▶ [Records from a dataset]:
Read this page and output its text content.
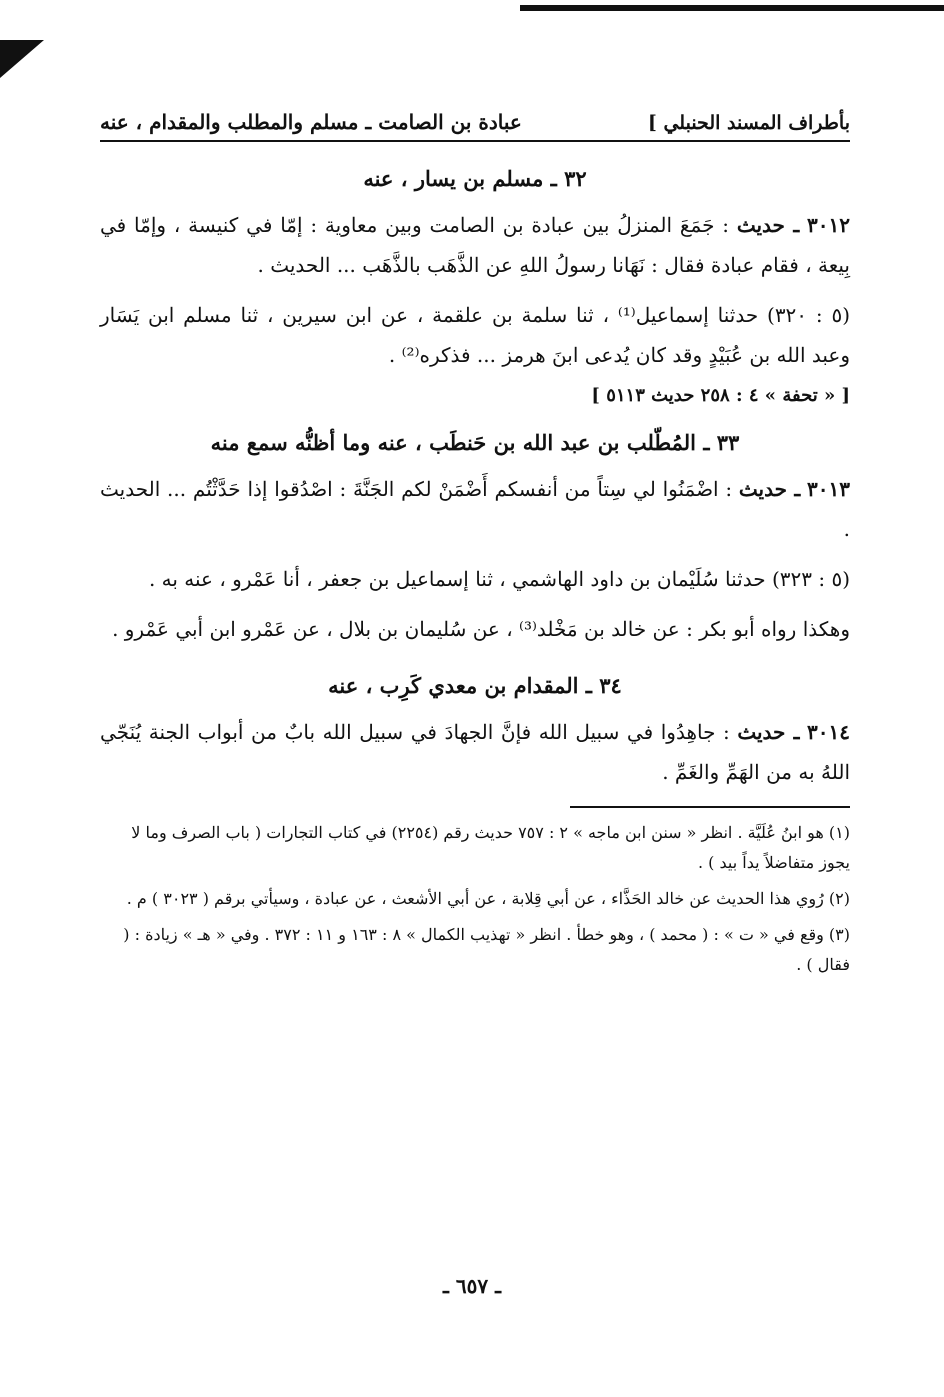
بأطراف المسند الحنبلي ]
عبادة بن الصامت ـ مسلم والمطلب والمقدام ، عنه
٣٢ ـ مسلم بن يسار ، عنه

٣٠١٢ ـ حديث : جَمَعَ المنزلُ بين عبادة بن الصامت وبين معاوية : إمّا في كنيسة ، وإمّا في بِيعة ، فقام عبادة فقال : نَهَانا رسولُ اللهِ عن الذَّهَب بالذَّهَب ... الحديث .

(٥ : ٣٢٠) حدثنا إسماعيل⁽¹⁾ ، ثنا سلمة بن علقمة ، عن ابن سيرين ، ثنا مسلم ابن يَسَار وعبد الله بن عُبَيْدٍ وقد كان يُدعى ابنَ هرمز ... فذكره⁽²⁾ .

[ « تحفة » ٤ : ٢٥٨ حديث ٥١١٣ ]
٣٣ ـ المُطّلب بن عبد الله بن حَنطَب ، عنه وما أظنُّه سمع منه

٣٠١٣ ـ حديث : اضْمَنُوا لي سِتاً من أنفسكم أَضْمَنْ لكم الجَنَّةَ : اصْدُقوا إذا حَدَّثْتُم ... الحديث .

(٥ : ٣٢٣) حدثنا سُلَيْمان بن داود الهاشمي ، ثنا إسماعيل بن جعفر ، أنا عَمْرو ، عنه به .

وهكذا رواه أبو بكر : عن خالد بن مَخْلد⁽³⁾ ، عن سُليمان بن بلال ، عن عَمْرو ابن أبي عَمْرو .

٣٤ ـ المقدام بن معدي كَرِب ، عنه

٣٠١٤ ـ حديث : جاهِدُوا في سبيل الله فإنَّ الجهادَ في سبيل الله بابٌ من أبواب الجنة يُنَجّي اللهُ به من الهَمِّ والغَمِّ .

(١) هو ابنُ عُلَيَّة . انظر « سنن ابن ماجه » ٢ : ٧٥٧ حديث رقم (٢٢٥٤) في كتاب التجارات ( باب الصرف وما لا يجوز متفاضلاً يداً بيد ) .
(٢) رُوي هذا الحديث عن خالد الحَذَّاء ، عن أبي قِلابة ، عن أبي الأشعث ، عن عبادة ، وسيأتي برقم ( ٣٠٢٣ ) م .
(٣) وقع في « ت » : ( محمد ) ، وهو خطأ . انظر « تهذيب الكمال » ٨ : ١٦٣ و ١١ : ٣٧٢ . وفي « هـ » زيادة : ( فقال ) .
ـ ٦٥٧ ـ
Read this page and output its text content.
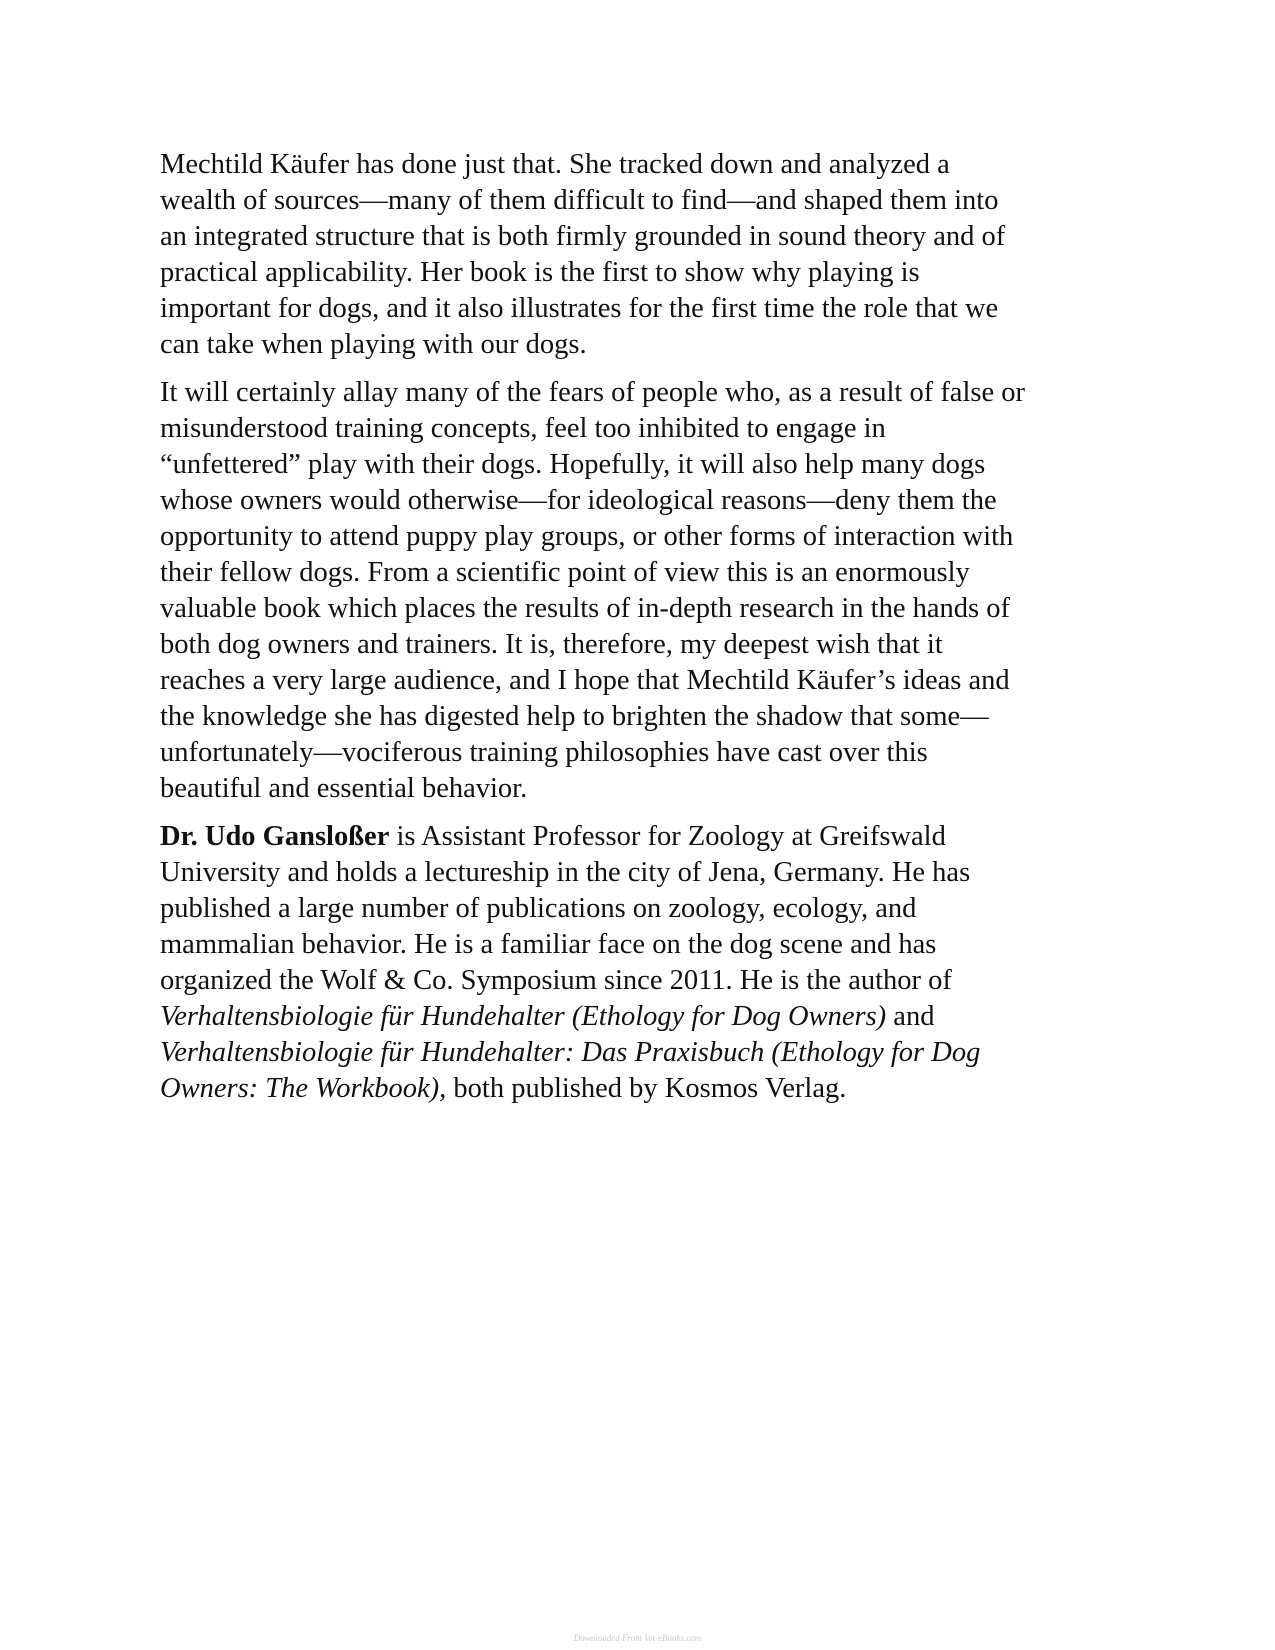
Mechtild Käufer has done just that. She tracked down and analyzed a
wealth of sources—many of them difficult to find—and shaped them into
an integrated structure that is both firmly grounded in sound theory and of
practical applicability. Her book is the first to show why playing is
important for dogs, and it also illustrates for the first time the role that we
can take when playing with our dogs.

It will certainly allay many of the fears of people who, as a result of false or
misunderstood training concepts, feel too inhibited to engage in
“unfettered” play with their dogs. Hopefully, it will also help many dogs
whose owners would otherwise—for ideological reasons—deny them the
opportunity to attend puppy play groups, or other forms of interaction with
their fellow dogs. From a scientific point of view this is an enormously
valuable book which places the results of in-depth research in the hands of
both dog owners and trainers. It is, therefore, my deepest wish that it
reaches a very large audience, and I hope that Mechtild Käufer’s ideas and
the knowledge she has digested help to brighten the shadow that some—
unfortunately—vociferous training philosophies have cast over this
beautiful and essential behavior.

Dr. Udo Gansloßer is Assistant Professor for Zoology at Greifswald
University and holds a lectureship in the city of Jena, Germany. He has
published a large number of publications on zoology, ecology, and
mammalian behavior. He is a familiar face on the dog scene and has
organized the Wolf & Co. Symposium since 2011. He is the author of
Verhaltensbiologie für Hundehalter (Ethology for Dog Owners) and
Verhaltensbiologie für Hundehalter: Das Praxisbuch (Ethology for Dog
Owners: The Workbook), both published by Kosmos Verlag.

Downloaded From Vet-eBooks.com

▶ [Your instructions]: Show every line from the entries above in which the word "الله" appears.

▶ [Output for this task]:
٣٠١٢ ـ حديث : جَمَعَ المنزلُ بين عبادة بن الصامت وبين معاوية : إمّا في كنيسة ، وإمّا في بِيعة ، فقام عبادة فقال : نَهَانا رسولُ اللهِ عن الذَّهَب بالذَّهَب ... الحديث .
(٥ : ٣٢٠) حدثنا إسماعيل⁽¹⁾ ، ثنا سلمة بن علقمة ، عن ابن سيرين ، ثنا مسلم ابن يَسَار وعبد الله بن عُبَيْدٍ وقد كان يُدعى ابنَ هرمز ... فذكره⁽²⁾ .
٣٣ ـ المُطّلب بن عبد الله بن حَنطَب ، عنه وما أظنُّه سمع منه
٣٠١٤ ـ حديث : جاهِدُوا في سبيل الله فإنَّ الجهادَ في سبيل الله بابٌ من أبواب الجنة يُنَجّي اللهُ به من الهَمِّ والغَمِّ .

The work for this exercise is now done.